> [WHAT TO WORK ON]:
Omit all images. Transcribe the rest of the material below exactly.

> [EXTRACTED DATA]:
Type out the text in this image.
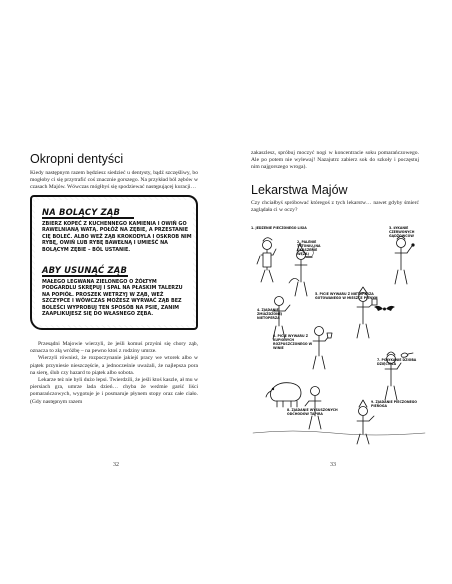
Okropni dentyści

Kiedy następnym razem będziesz siedzieć u dentysty, bądź szczęśliwy, bo mogłoby ci się przytrafić coś znacznie gorszego. Na przykład ból zębów w czasach Majów. Wówczas mógłbyś się spodziewać następującej kuracji…

NA BOLĄCY ZĄB
ZBIERZ KOPEĆ Z KUCHENNEGO KAMIENIA I OWIŃ GO RAWELNIANĄ WATĄ. POŁÓŻ NA ZĘBIE, A PRZESTANIE CIĘ BOLEĆ. ALBO WEŹ ZĄB KROKODYLA I OSKROB NIM RYBĘ, OWIŃ LUB RYBĘ BAWEŁNĄ I UMIEŚĆ NA BOLĄCYM ZĘBIE – BÓL USTANIE.
ABY USUNĄĆ ZĄB
MAŁEGO LEGWANA ZIELONEGO O ŻÓŁTYM PODGARDLU SKRĘPUJ I SPAL NA PŁASKIM TALERZU NA POPIÓŁ. PROSZEK WETRZYJ W ZĄB, WEŹ SZCZYPCE I WÓWCZAS MOŻESZ WYRWAĆ ZĄB BEZ BOLEŚCI WYPROBUJ TEN SPOSÓB NA PSIE, ZANIM ZAAPLIKUJESZ SIĘ DO WŁASNEGO ZĘBA.

Przesądni Majowie wierzyli, że jeśli komuś przyśni się chory ząb, oznacza to złą wróżbę – na pewno ktoś z rodziny umrze.

Wierzyli również, że rozpoczynanie jakiejś pracy we wtorek albo w piątek przyniesie nieszczęście, a jednocześnie uważali, że najlepsza pora na sierę, ślub czy hazard to piątek albo sobota.

Lekarze też nie byli dużo lepsi. Twierdzili, że jeśli ktoś kaszle, ał mu w piersiach gra, umrze lada dzień… chyba że weźmie garść liści pomarańczowych, wygotuje je i posmaruje płynem stopy oraz całe ciało. (Gdy następnym razem

32

zakaszlesz, spróbuj moczyć nogi w koncentracie soku pomarańczowego. Ale po potem nie wylewaj! Nazajutrz zabierz sok do szkoły i poczęstuj nim najgorszego wroga).

Lekarstwa Majów

Czy chciałbyś spróbować któregoś z tych lekarstw… nawet gdyby śmierć zaglądała ci w oczy?

33
1. JEDZENIE PIECZONEGO LISIA
2. PALENIE TYTONIU (NA UKĄSZENIE WĘŻA)
3. ŁYKANIE CZERWONYCH GĄDŹOWCÓW
4. ZJADANIE ZMIAŻDŻONEJ NIETOPERZA
5. PICIE WYWARU Z NIETOPERZA GOTOWANEGO W MIESZCE PITNYM
6. PICIE WYWARU Z KUPIONYCH ROZPUSZCZONEGO W WINIE
7. POŁYKANIE DZIOBA DZIĘCIOLA
8. ZJADANIE WYSUSZONYCH ODCHODÓW TAPIRA
9. ZJADANIE PIECZONEGO PIEROGA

> [PROBLEM SOLUTION]:
Type out the text in this image.
Okropni dentyści

Kiedy następnym razem będziesz siedzieć u dentysty, bądź szczęśliwy, bo mogłoby ci się przytrafić coś znacznie gorszego. Na przykład ból zębów w czasach Majów. Wówczas mógłbyś się spodziewać następującej kuracji…

NA BOLĄCY ZĄB
ZBIERZ KOPEĆ Z KUCHENNEGO KAMIENIA I OWIŃ GO RAWELNIANĄ WATĄ. POŁÓŻ NA ZĘBIE, A PRZESTANIE CIĘ BOLEĆ. ALBO WEŹ ZĄB KROKODYLA I OSKROB NIM RYBĘ, OWIŃ LUB RYBĘ BAWEŁNĄ I UMIEŚĆ NA BOLĄCYM ZĘBIE – BÓL USTANIE.
ABY USUNĄĆ ZĄB
MAŁEGO LEGWANA ZIELONEGO O ŻÓŁTYM PODGARDLU SKRĘPUJ I SPAL NA PŁASKIM TALERZU NA POPIÓŁ. PROSZEK WETRZYJ W ZĄB, WEŹ SZCZYPCE I WÓWCZAS MOŻESZ WYRWAĆ ZĄB BEZ BOLEŚCI WYPROBUJ TEN SPOSÓB NA PSIE, ZANIM ZAAPLIKUJESZ SIĘ DO WŁASNEGO ZĘBA.

Przesądni Majowie wierzyli, że jeśli komuś przyśni się chory ząb, oznacza to złą wróżbę – na pewno ktoś z rodziny umrze.

Wierzyli również, że rozpoczynanie jakiejś pracy we wtorek albo w piątek przyniesie nieszczęście, a jednocześnie uważali, że najlepsza pora na sierę, ślub czy hazard to piątek albo sobota.

Lekarze też nie byli dużo lepsi. Twierdzili, że jeśli ktoś kaszle, ał mu w piersiach gra, umrze lada dzień… chyba że weźmie garść liści pomarańczowych, wygotuje je i posmaruje płynem stopy oraz całe ciało. (Gdy następnym razem

32

zakaszlesz, spróbuj moczyć nogi w koncentracie soku pomarańczowego. Ale po potem nie wylewaj! Nazajutrz zabierz sok do szkoły i poczęstuj nim najgorszego wroga).

Lekarstwa Majów

Czy chciałbyś spróbować któregoś z tych lekarstw… nawet gdyby śmierć zaglądała ci w oczy?

33
1. JEDZENIE PIECZONEGO LISIA
2. PALENIE TYTONIU (NA UKĄSZENIE WĘŻA)
3. ŁYKANIE CZERWONYCH GĄDŹOWCÓW
4. ZJADANIE ZMIAŻDŻONEJ NIETOPERZA
5. PICIE WYWARU Z NIETOPERZA GOTOWANEGO W MIESZCE PITNYM
6. PICIE WYWARU Z KUPIONYCH ROZPUSZCZONEGO W WINIE
7. POŁYKANIE DZIOBA DZIĘCIOLA
8. ZJADANIE WYSUSZONYCH ODCHODÓW TAPIRA
9. ZJADANIE PIECZONEGO PIEROGA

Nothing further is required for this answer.